→ **Stated exercise**: Output the material word for word. Leave each picture out.

[Dataset records]

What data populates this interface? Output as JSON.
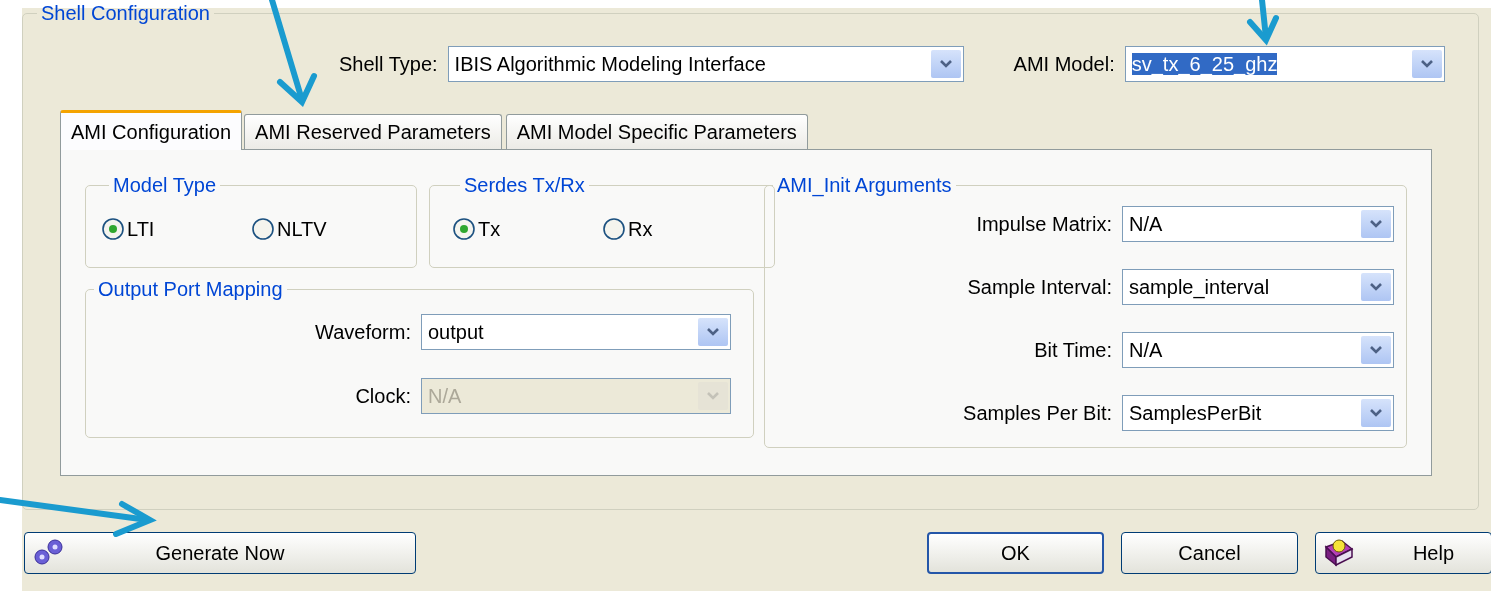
{
  "group": {
    "title": "Shell Configuration"
  },
  "shell_type": {
    "label": "Shell Type:",
    "value": "IBIS Algorithmic Modeling Interface"
  },
  "ami_model": {
    "label": "AMI Model:",
    "value": "sv_tx_6_25_ghz",
    "highlighted": true
  },
  "tabs": [
    {
      "label": "AMI Configuration",
      "selected": true
    },
    {
      "label": "AMI Reserved Parameters",
      "selected": false
    },
    {
      "label": "AMI Model Specific Parameters",
      "selected": false
    }
  ],
  "model_type": {
    "title": "Model Type",
    "options": [
      {
        "label": "LTI",
        "selected": true
      },
      {
        "label": "NLTV",
        "selected": false
      }
    ]
  },
  "serdes": {
    "title": "Serdes Tx/Rx",
    "options": [
      {
        "label": "Tx",
        "selected": true
      },
      {
        "label": "Rx",
        "selected": false
      }
    ]
  },
  "output_port_mapping": {
    "title": "Output Port Mapping",
    "fields": [
      {
        "label": "Waveform:",
        "value": "output",
        "disabled": false
      },
      {
        "label": "Clock:",
        "value": "N/A",
        "disabled": true
      }
    ]
  },
  "ami_init_arguments": {
    "title": "AMI_Init Arguments",
    "fields": [
      {
        "label": "Impulse Matrix:",
        "value": "N/A"
      },
      {
        "label": "Sample Interval:",
        "value": "sample_interval"
      },
      {
        "label": "Bit Time:",
        "value": "N/A"
      },
      {
        "label": "Samples Per Bit:",
        "value": "SamplesPerBit"
      }
    ]
  },
  "buttons": [
    {
      "label": "Generate Now",
      "kind": "gear"
    },
    {
      "label": "OK",
      "kind": "default"
    },
    {
      "label": "Cancel",
      "kind": "plain"
    },
    {
      "label": "Help",
      "kind": "help"
    }
  ]
}
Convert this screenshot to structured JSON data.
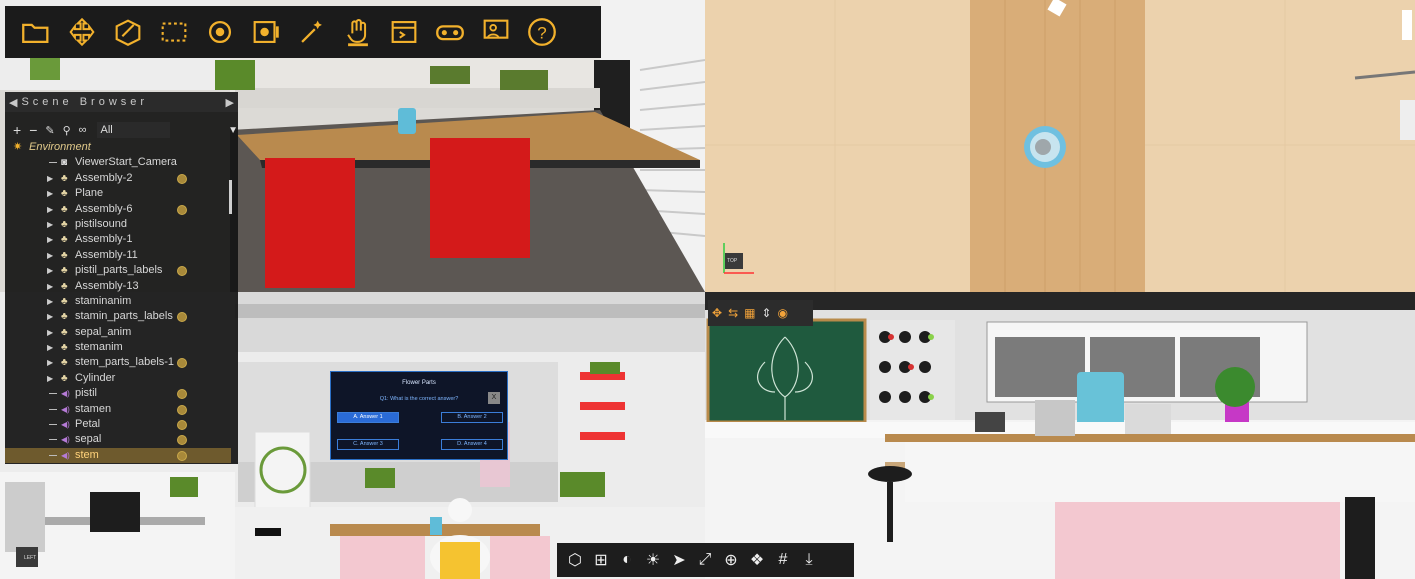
{
  "toolbar": {
    "icons": [
      "open-folder-icon",
      "move-icon",
      "edit-cube-icon",
      "select-rect-icon",
      "orbit-camera-icon",
      "record-icon",
      "magic-wand-icon",
      "pick-hand-icon",
      "layout-panel-icon",
      "vr-headset-icon",
      "presenter-icon",
      "help-icon"
    ],
    "accent": "#f2b12c"
  },
  "scene_browser": {
    "title": "Scene Browser",
    "filter_value": "All",
    "tools": [
      "add-icon",
      "remove-icon",
      "eraser-icon",
      "search-icon",
      "binoculars-icon"
    ],
    "tree": [
      {
        "label": "Environment",
        "type": "root",
        "expand": false,
        "badge": false
      },
      {
        "label": "ViewerStart_Camera",
        "type": "camera",
        "expand": false,
        "badge": false
      },
      {
        "label": "Assembly-2",
        "type": "assembly",
        "expand": true,
        "badge": true
      },
      {
        "label": "Plane",
        "type": "assembly",
        "expand": true,
        "badge": false
      },
      {
        "label": "Assembly-6",
        "type": "assembly",
        "expand": true,
        "badge": true
      },
      {
        "label": "pistilsound",
        "type": "assembly",
        "expand": true,
        "badge": false
      },
      {
        "label": "Assembly-1",
        "type": "assembly",
        "expand": true,
        "badge": false
      },
      {
        "label": "Assembly-11",
        "type": "assembly",
        "expand": true,
        "badge": false
      },
      {
        "label": "pistil_parts_labels",
        "type": "assembly",
        "expand": true,
        "badge": true
      },
      {
        "label": "Assembly-13",
        "type": "assembly",
        "expand": true,
        "badge": false
      },
      {
        "label": "staminanim",
        "type": "assembly",
        "expand": true,
        "badge": false
      },
      {
        "label": "stamin_parts_labels",
        "type": "assembly",
        "expand": true,
        "badge": true
      },
      {
        "label": "sepal_anim",
        "type": "assembly",
        "expand": true,
        "badge": false
      },
      {
        "label": "stemanim",
        "type": "assembly",
        "expand": true,
        "badge": false
      },
      {
        "label": "stem_parts_labels-1",
        "type": "assembly",
        "expand": true,
        "badge": true
      },
      {
        "label": "Cylinder",
        "type": "assembly",
        "expand": true,
        "badge": false
      },
      {
        "label": "pistil",
        "type": "sound",
        "expand": false,
        "badge": true
      },
      {
        "label": "stamen",
        "type": "sound",
        "expand": false,
        "badge": true
      },
      {
        "label": "Petal",
        "type": "sound",
        "expand": false,
        "badge": true
      },
      {
        "label": "sepal",
        "type": "sound",
        "expand": false,
        "badge": true
      },
      {
        "label": "stem",
        "type": "sound",
        "expand": false,
        "badge": true,
        "selected": true
      }
    ]
  },
  "quiz": {
    "title": "Flower Parts",
    "question": "Q1: What is the correct answer?",
    "answers": [
      "A. Answer 1",
      "B. Answer 2",
      "C. Answer 3",
      "D. Answer 4"
    ],
    "close": "X"
  },
  "viewports": {
    "top_right_label": "TOP",
    "bottom_left_label": "LEFT"
  },
  "bottom_toolbar": {
    "icons": [
      "view-cube-icon",
      "layout-grid-icon",
      "shading-icon",
      "light-icon",
      "pointer-icon",
      "fit-view-icon",
      "zoom-icon",
      "render-icon",
      "grid-icon",
      "download-icon"
    ]
  }
}
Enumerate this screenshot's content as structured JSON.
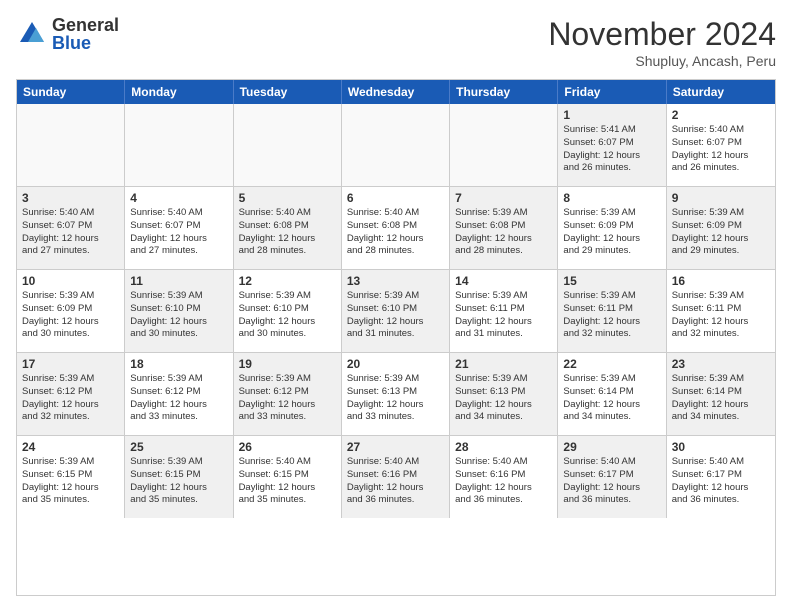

→ **Result of the exercise**:
What data populates this interface? Output as JSON.
{
  "group": {
    "title": "Shell Configuration"
  },
  "shell_type": {
    "label": "Shell Type:",
    "value": "IBIS Algorithmic Modeling Interface"
  },
  "ami_model": {
    "label": "AMI Model:",
    "value": "sv_tx_6_25_ghz",
    "highlighted": true
  },
  "tabs": [
    {
      "label": "AMI Configuration",
      "selected": true
    },
    {
      "label": "AMI Reserved Parameters",
      "selected": false
    },
    {
      "label": "AMI Model Specific Parameters",
      "selected": false
    }
  ],
  "model_type": {
    "title": "Model Type",
    "options": [
      {
        "label": "LTI",
        "selected": true
      },
      {
        "label": "NLTV",
        "selected": false
      }
    ]
  },
  "serdes": {
    "title": "Serdes Tx/Rx",
    "options": [
      {
        "label": "Tx",
        "selected": true
      },
      {
        "label": "Rx",
        "selected": false
      }
    ]
  },
  "output_port_mapping": {
    "title": "Output Port Mapping",
    "fields": [
      {
        "label": "Waveform:",
        "value": "output",
        "disabled": false
      },
      {
        "label": "Clock:",
        "value": "N/A",
        "disabled": true
      }
    ]
  },
  "ami_init_arguments": {
    "title": "AMI_Init Arguments",
    "fields": [
      {
        "label": "Impulse Matrix:",
        "value": "N/A"
      },
      {
        "label": "Sample Interval:",
        "value": "sample_interval"
      },
      {
        "label": "Bit Time:",
        "value": "N/A"
      },
      {
        "label": "Samples Per Bit:",
        "value": "SamplesPerBit"
      }
    ]
  },
  "buttons": [
    {
      "label": "Generate Now",
      "kind": "gear"
    },
    {
      "label": "OK",
      "kind": "default"
    },
    {
      "label": "Cancel",
      "kind": "plain"
    },
    {
      "label": "Help",
      "kind": "help"
    }
  ]
}
Convert this screenshot to structured JSON data.
{
  "toolbar": {
    "icons": [
      "open-folder-icon",
      "move-icon",
      "edit-cube-icon",
      "select-rect-icon",
      "orbit-camera-icon",
      "record-icon",
      "magic-wand-icon",
      "pick-hand-icon",
      "layout-panel-icon",
      "vr-headset-icon",
      "presenter-icon",
      "help-icon"
    ],
    "accent": "#f2b12c"
  },
  "scene_browser": {
    "title": "Scene Browser",
    "filter_value": "All",
    "tools": [
      "add-icon",
      "remove-icon",
      "eraser-icon",
      "search-icon",
      "binoculars-icon"
    ],
    "tree": [
      {
        "label": "Environment",
        "type": "root",
        "expand": false,
        "badge": false
      },
      {
        "label": "ViewerStart_Camera",
        "type": "camera",
        "expand": false,
        "badge": false
      },
      {
        "label": "Assembly-2",
        "type": "assembly",
        "expand": true,
        "badge": true
      },
      {
        "label": "Plane",
        "type": "assembly",
        "expand": true,
        "badge": false
      },
      {
        "label": "Assembly-6",
        "type": "assembly",
        "expand": true,
        "badge": true
      },
      {
        "label": "pistilsound",
        "type": "assembly",
        "expand": true,
        "badge": false
      },
      {
        "label": "Assembly-1",
        "type": "assembly",
        "expand": true,
        "badge": false
      },
      {
        "label": "Assembly-11",
        "type": "assembly",
        "expand": true,
        "badge": false
      },
      {
        "label": "pistil_parts_labels",
        "type": "assembly",
        "expand": true,
        "badge": true
      },
      {
        "label": "Assembly-13",
        "type": "assembly",
        "expand": true,
        "badge": false
      },
      {
        "label": "staminanim",
        "type": "assembly",
        "expand": true,
        "badge": false
      },
      {
        "label": "stamin_parts_labels",
        "type": "assembly",
        "expand": true,
        "badge": true
      },
      {
        "label": "sepal_anim",
        "type": "assembly",
        "expand": true,
        "badge": false
      },
      {
        "label": "stemanim",
        "type": "assembly",
        "expand": true,
        "badge": false
      },
      {
        "label": "stem_parts_labels-1",
        "type": "assembly",
        "expand": true,
        "badge": true
      },
      {
        "label": "Cylinder",
        "type": "assembly",
        "expand": true,
        "badge": false
      },
      {
        "label": "pistil",
        "type": "sound",
        "expand": false,
        "badge": true
      },
      {
        "label": "stamen",
        "type": "sound",
        "expand": false,
        "badge": true
      },
      {
        "label": "Petal",
        "type": "sound",
        "expand": false,
        "badge": true
      },
      {
        "label": "sepal",
        "type": "sound",
        "expand": false,
        "badge": true
      },
      {
        "label": "stem",
        "type": "sound",
        "expand": false,
        "badge": true,
        "selected": true
      }
    ]
  },
  "quiz": {
    "title": "Flower Parts",
    "question": "Q1: What is the correct answer?",
    "answers": [
      "A. Answer 1",
      "B. Answer 2",
      "C. Answer 3",
      "D. Answer 4"
    ],
    "close": "X"
  },
  "viewports": {
    "top_right_label": "TOP",
    "bottom_left_label": "LEFT"
  },
  "bottom_toolbar": {
    "icons": [
      "view-cube-icon",
      "layout-grid-icon",
      "shading-icon",
      "light-icon",
      "pointer-icon",
      "fit-view-icon",
      "zoom-icon",
      "render-icon",
      "grid-icon",
      "download-icon"
    ]
  }
}
Enumerate this screenshot's content as structured JSON.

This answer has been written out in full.